TASK TO CARRY OUT | Within the records that follow, find every line containing the string "гостей". Copy those lines.

DATA SHOWN |

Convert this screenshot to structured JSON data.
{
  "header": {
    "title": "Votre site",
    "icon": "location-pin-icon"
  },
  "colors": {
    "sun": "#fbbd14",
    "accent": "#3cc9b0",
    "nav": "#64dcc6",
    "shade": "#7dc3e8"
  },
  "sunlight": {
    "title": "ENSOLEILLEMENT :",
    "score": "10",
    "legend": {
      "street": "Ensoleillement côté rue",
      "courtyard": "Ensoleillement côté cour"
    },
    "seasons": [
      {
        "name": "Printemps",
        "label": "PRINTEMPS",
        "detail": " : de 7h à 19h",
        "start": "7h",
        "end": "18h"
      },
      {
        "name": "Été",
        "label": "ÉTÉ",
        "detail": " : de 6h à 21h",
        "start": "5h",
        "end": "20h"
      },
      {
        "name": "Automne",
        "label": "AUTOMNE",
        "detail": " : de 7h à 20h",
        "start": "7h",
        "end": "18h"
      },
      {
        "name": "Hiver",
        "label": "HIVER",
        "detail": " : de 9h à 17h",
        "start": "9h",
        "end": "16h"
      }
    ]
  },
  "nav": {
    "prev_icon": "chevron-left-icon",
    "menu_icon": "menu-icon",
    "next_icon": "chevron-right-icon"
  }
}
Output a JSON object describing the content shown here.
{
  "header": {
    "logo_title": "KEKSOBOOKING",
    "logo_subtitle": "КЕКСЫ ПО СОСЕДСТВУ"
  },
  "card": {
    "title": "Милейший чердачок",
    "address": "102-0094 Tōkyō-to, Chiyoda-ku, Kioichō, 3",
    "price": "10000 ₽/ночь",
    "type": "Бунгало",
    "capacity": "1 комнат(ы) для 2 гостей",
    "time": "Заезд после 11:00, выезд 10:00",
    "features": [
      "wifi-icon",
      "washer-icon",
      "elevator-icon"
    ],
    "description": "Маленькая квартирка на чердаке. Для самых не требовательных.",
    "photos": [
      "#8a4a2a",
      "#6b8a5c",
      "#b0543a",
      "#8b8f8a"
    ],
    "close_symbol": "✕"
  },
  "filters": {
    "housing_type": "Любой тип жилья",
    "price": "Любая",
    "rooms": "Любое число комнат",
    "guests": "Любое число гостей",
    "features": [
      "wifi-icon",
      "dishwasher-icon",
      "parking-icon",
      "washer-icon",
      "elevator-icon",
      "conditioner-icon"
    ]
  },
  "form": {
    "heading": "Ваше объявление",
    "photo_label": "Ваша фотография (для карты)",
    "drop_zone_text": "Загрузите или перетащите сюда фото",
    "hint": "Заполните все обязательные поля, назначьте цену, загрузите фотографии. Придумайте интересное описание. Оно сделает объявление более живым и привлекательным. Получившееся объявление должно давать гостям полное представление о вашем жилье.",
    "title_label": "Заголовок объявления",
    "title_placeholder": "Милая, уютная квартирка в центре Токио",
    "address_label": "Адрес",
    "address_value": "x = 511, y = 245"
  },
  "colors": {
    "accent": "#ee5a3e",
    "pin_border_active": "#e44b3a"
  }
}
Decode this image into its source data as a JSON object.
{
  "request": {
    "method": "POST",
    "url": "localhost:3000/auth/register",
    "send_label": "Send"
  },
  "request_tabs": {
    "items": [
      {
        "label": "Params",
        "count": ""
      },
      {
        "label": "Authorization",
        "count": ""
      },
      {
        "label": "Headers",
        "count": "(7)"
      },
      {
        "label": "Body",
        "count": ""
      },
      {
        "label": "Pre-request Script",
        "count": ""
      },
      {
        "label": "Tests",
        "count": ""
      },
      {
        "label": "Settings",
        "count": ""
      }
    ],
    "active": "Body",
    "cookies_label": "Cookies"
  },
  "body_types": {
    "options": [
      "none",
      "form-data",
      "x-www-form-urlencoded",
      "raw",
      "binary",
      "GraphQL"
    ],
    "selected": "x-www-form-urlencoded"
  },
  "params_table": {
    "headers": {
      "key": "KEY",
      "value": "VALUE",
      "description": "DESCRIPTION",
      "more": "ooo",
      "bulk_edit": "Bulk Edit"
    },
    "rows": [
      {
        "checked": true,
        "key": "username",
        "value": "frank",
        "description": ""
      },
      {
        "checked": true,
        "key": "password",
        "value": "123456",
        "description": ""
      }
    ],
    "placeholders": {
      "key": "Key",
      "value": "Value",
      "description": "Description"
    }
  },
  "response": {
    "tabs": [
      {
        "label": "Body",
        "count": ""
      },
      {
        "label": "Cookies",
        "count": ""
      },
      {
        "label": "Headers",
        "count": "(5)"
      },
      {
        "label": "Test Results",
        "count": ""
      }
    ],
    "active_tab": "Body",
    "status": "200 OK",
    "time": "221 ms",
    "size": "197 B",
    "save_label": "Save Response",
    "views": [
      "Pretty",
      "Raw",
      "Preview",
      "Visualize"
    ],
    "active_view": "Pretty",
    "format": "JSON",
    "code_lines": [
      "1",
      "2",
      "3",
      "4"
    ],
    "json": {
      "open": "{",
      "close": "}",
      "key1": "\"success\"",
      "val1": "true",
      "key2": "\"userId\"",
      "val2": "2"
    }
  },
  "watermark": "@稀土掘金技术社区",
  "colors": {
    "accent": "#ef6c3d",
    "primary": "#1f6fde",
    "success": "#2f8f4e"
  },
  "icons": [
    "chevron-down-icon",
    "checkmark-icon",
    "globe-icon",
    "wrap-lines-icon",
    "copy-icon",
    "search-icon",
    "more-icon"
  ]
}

EXERCISE ANSWER |
    "capacity": "1 комнат(ы) для 2 гостей",
    "guests": "Любое число гостей",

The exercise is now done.